### SUPPLIED MATERIAL
━━━━

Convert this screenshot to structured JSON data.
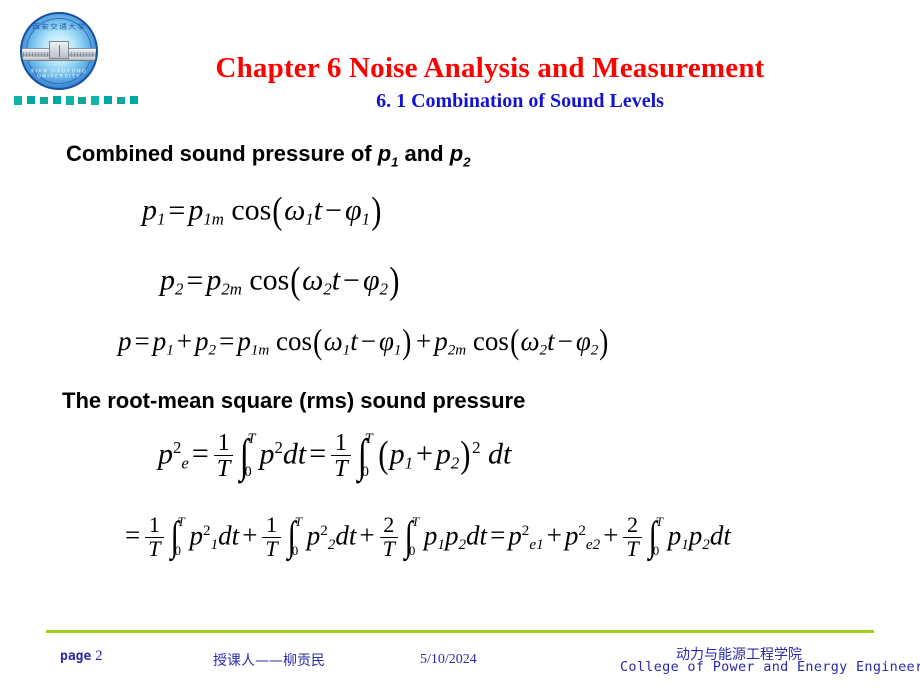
{
  "slide": {
    "title": "Chapter 6  Noise Analysis and Measurement",
    "subtitle": "6. 1 Combination of Sound Levels",
    "title_color": "#fe0000",
    "subtitle_color": "#1313cf"
  },
  "logo": {
    "name": "university-seal",
    "ring_text_top": "西安交通大学",
    "ring_text_bottom": "XIAN JIAOTONG UNIVERSITY",
    "accent_color": "#15499c",
    "dash_color": "#00a9a0"
  },
  "headings": {
    "combined": {
      "before": "Combined sound pressure of ",
      "var1": "p",
      "var1_sub": "1",
      "middle": " and ",
      "var2": "p",
      "var2_sub": "2"
    },
    "rms": "The root-mean square (rms) sound pressure"
  },
  "equations": {
    "eq_p1": {
      "lhs_var": "p",
      "lhs_sub": "1",
      "eq": "=",
      "amp_var": "p",
      "amp_sub": "1m",
      "fn": "cos",
      "open": "(",
      "omega": "ω",
      "omega_sub": "1",
      "t": "t",
      "minus": "−",
      "phi": "φ",
      "phi_sub": "1",
      "close": ")"
    },
    "eq_p2": {
      "lhs_var": "p",
      "lhs_sub": "2",
      "eq": "=",
      "amp_var": "p",
      "amp_sub": "2m",
      "fn": "cos",
      "open": "(",
      "omega": "ω",
      "omega_sub": "2",
      "t": "t",
      "minus": "−",
      "phi": "φ",
      "phi_sub": "2",
      "close": ")"
    },
    "eq_sum": {
      "p": "p",
      "eq1": "=",
      "p1": "p",
      "p1_sub": "1",
      "plus": "+",
      "p2": "p",
      "p2_sub": "2",
      "eq2": "=",
      "amp1": "p",
      "amp1_sub": "1m",
      "fn1": "cos",
      "open1": "(",
      "omega1": "ω",
      "omega1_sub": "1",
      "t1": "t",
      "minus1": "−",
      "phi1": "φ",
      "phi1_sub": "1",
      "close1": ")",
      "plus2": "+",
      "amp2": "p",
      "amp2_sub": "2m",
      "fn2": "cos",
      "open2": "(",
      "omega2": "ω",
      "omega2_sub": "2",
      "t2": "t",
      "minus2": "−",
      "phi2": "φ",
      "phi2_sub": "2",
      "close2": ")"
    },
    "eq_rms1": {
      "lhs": "p",
      "lhs_sub": "e",
      "lhs_sup": "2",
      "eq1": "=",
      "frac_num": "1",
      "frac_den": "T",
      "int_up": "T",
      "int_lo": "0",
      "integrand1": "p",
      "integrand1_sup": "2",
      "dt1": "dt",
      "eq2": "=",
      "frac2_num": "1",
      "frac2_den": "T",
      "int2_up": "T",
      "int2_lo": "0",
      "open": "(",
      "p1": "p",
      "p1_sub": "1",
      "plus": "+",
      "p2": "p",
      "p2_sub": "2",
      "close": ")",
      "close_sup": "2",
      "dt2": "dt"
    },
    "eq_rms2": {
      "eq0": "=",
      "f1_num": "1",
      "f1_den": "T",
      "i1_up": "T",
      "i1_lo": "0",
      "g1": "p",
      "g1_sub": "1",
      "g1_sup": "2",
      "dt1": "dt",
      "plus1": "+",
      "f2_num": "1",
      "f2_den": "T",
      "i2_up": "T",
      "i2_lo": "0",
      "g2": "p",
      "g2_sub": "2",
      "g2_sup": "2",
      "dt2": "dt",
      "plus2": "+",
      "f3_num": "2",
      "f3_den": "T",
      "i3_up": "T",
      "i3_lo": "0",
      "g3a": "p",
      "g3a_sub": "1",
      "g3b": "p",
      "g3b_sub": "2",
      "dt3": "dt",
      "eq1": "=",
      "r1": "p",
      "r1_sub": "e1",
      "r1_sup": "2",
      "plus3": "+",
      "r2": "p",
      "r2_sub": "e2",
      "r2_sup": "2",
      "plus4": "+",
      "f4_num": "2",
      "f4_den": "T",
      "i4_up": "T",
      "i4_lo": "0",
      "g4a": "p",
      "g4a_sub": "1",
      "g4b": "p",
      "g4b_sub": "2",
      "dt4": "dt"
    }
  },
  "footer": {
    "page_label": "page",
    "page_number": "2",
    "author": "授课人——柳贡民",
    "date": "5/10/2024",
    "college_cn": "动力与能源工程学院",
    "college_en": "College of Power and Energy Engineering",
    "rule_color": "#9ed11a",
    "text_color": "#2b2ba8"
  }
}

━━━━

Repeat the data in full and exactly. Omit pictures.

### FULL RESPONSE
Convert this screenshot to structured JSON data.
{
  "slide": {
    "title": "Chapter 6  Noise Analysis and Measurement",
    "subtitle": "6. 1 Combination of Sound Levels",
    "title_color": "#fe0000",
    "subtitle_color": "#1313cf"
  },
  "logo": {
    "name": "university-seal",
    "ring_text_top": "西安交通大学",
    "ring_text_bottom": "XIAN JIAOTONG UNIVERSITY",
    "accent_color": "#15499c",
    "dash_color": "#00a9a0"
  },
  "headings": {
    "combined": {
      "before": "Combined sound pressure of ",
      "var1": "p",
      "var1_sub": "1",
      "middle": " and ",
      "var2": "p",
      "var2_sub": "2"
    },
    "rms": "The root-mean square (rms) sound pressure"
  },
  "equations": {
    "eq_p1": {
      "lhs_var": "p",
      "lhs_sub": "1",
      "eq": "=",
      "amp_var": "p",
      "amp_sub": "1m",
      "fn": "cos",
      "open": "(",
      "omega": "ω",
      "omega_sub": "1",
      "t": "t",
      "minus": "−",
      "phi": "φ",
      "phi_sub": "1",
      "close": ")"
    },
    "eq_p2": {
      "lhs_var": "p",
      "lhs_sub": "2",
      "eq": "=",
      "amp_var": "p",
      "amp_sub": "2m",
      "fn": "cos",
      "open": "(",
      "omega": "ω",
      "omega_sub": "2",
      "t": "t",
      "minus": "−",
      "phi": "φ",
      "phi_sub": "2",
      "close": ")"
    },
    "eq_sum": {
      "p": "p",
      "eq1": "=",
      "p1": "p",
      "p1_sub": "1",
      "plus": "+",
      "p2": "p",
      "p2_sub": "2",
      "eq2": "=",
      "amp1": "p",
      "amp1_sub": "1m",
      "fn1": "cos",
      "open1": "(",
      "omega1": "ω",
      "omega1_sub": "1",
      "t1": "t",
      "minus1": "−",
      "phi1": "φ",
      "phi1_sub": "1",
      "close1": ")",
      "plus2": "+",
      "amp2": "p",
      "amp2_sub": "2m",
      "fn2": "cos",
      "open2": "(",
      "omega2": "ω",
      "omega2_sub": "2",
      "t2": "t",
      "minus2": "−",
      "phi2": "φ",
      "phi2_sub": "2",
      "close2": ")"
    },
    "eq_rms1": {
      "lhs": "p",
      "lhs_sub": "e",
      "lhs_sup": "2",
      "eq1": "=",
      "frac_num": "1",
      "frac_den": "T",
      "int_up": "T",
      "int_lo": "0",
      "integrand1": "p",
      "integrand1_sup": "2",
      "dt1": "dt",
      "eq2": "=",
      "frac2_num": "1",
      "frac2_den": "T",
      "int2_up": "T",
      "int2_lo": "0",
      "open": "(",
      "p1": "p",
      "p1_sub": "1",
      "plus": "+",
      "p2": "p",
      "p2_sub": "2",
      "close": ")",
      "close_sup": "2",
      "dt2": "dt"
    },
    "eq_rms2": {
      "eq0": "=",
      "f1_num": "1",
      "f1_den": "T",
      "i1_up": "T",
      "i1_lo": "0",
      "g1": "p",
      "g1_sub": "1",
      "g1_sup": "2",
      "dt1": "dt",
      "plus1": "+",
      "f2_num": "1",
      "f2_den": "T",
      "i2_up": "T",
      "i2_lo": "0",
      "g2": "p",
      "g2_sub": "2",
      "g2_sup": "2",
      "dt2": "dt",
      "plus2": "+",
      "f3_num": "2",
      "f3_den": "T",
      "i3_up": "T",
      "i3_lo": "0",
      "g3a": "p",
      "g3a_sub": "1",
      "g3b": "p",
      "g3b_sub": "2",
      "dt3": "dt",
      "eq1": "=",
      "r1": "p",
      "r1_sub": "e1",
      "r1_sup": "2",
      "plus3": "+",
      "r2": "p",
      "r2_sub": "e2",
      "r2_sup": "2",
      "plus4": "+",
      "f4_num": "2",
      "f4_den": "T",
      "i4_up": "T",
      "i4_lo": "0",
      "g4a": "p",
      "g4a_sub": "1",
      "g4b": "p",
      "g4b_sub": "2",
      "dt4": "dt"
    }
  },
  "footer": {
    "page_label": "page",
    "page_number": "2",
    "author": "授课人——柳贡民",
    "date": "5/10/2024",
    "college_cn": "动力与能源工程学院",
    "college_en": "College of Power and Energy Engineering",
    "rule_color": "#9ed11a",
    "text_color": "#2b2ba8"
  }
}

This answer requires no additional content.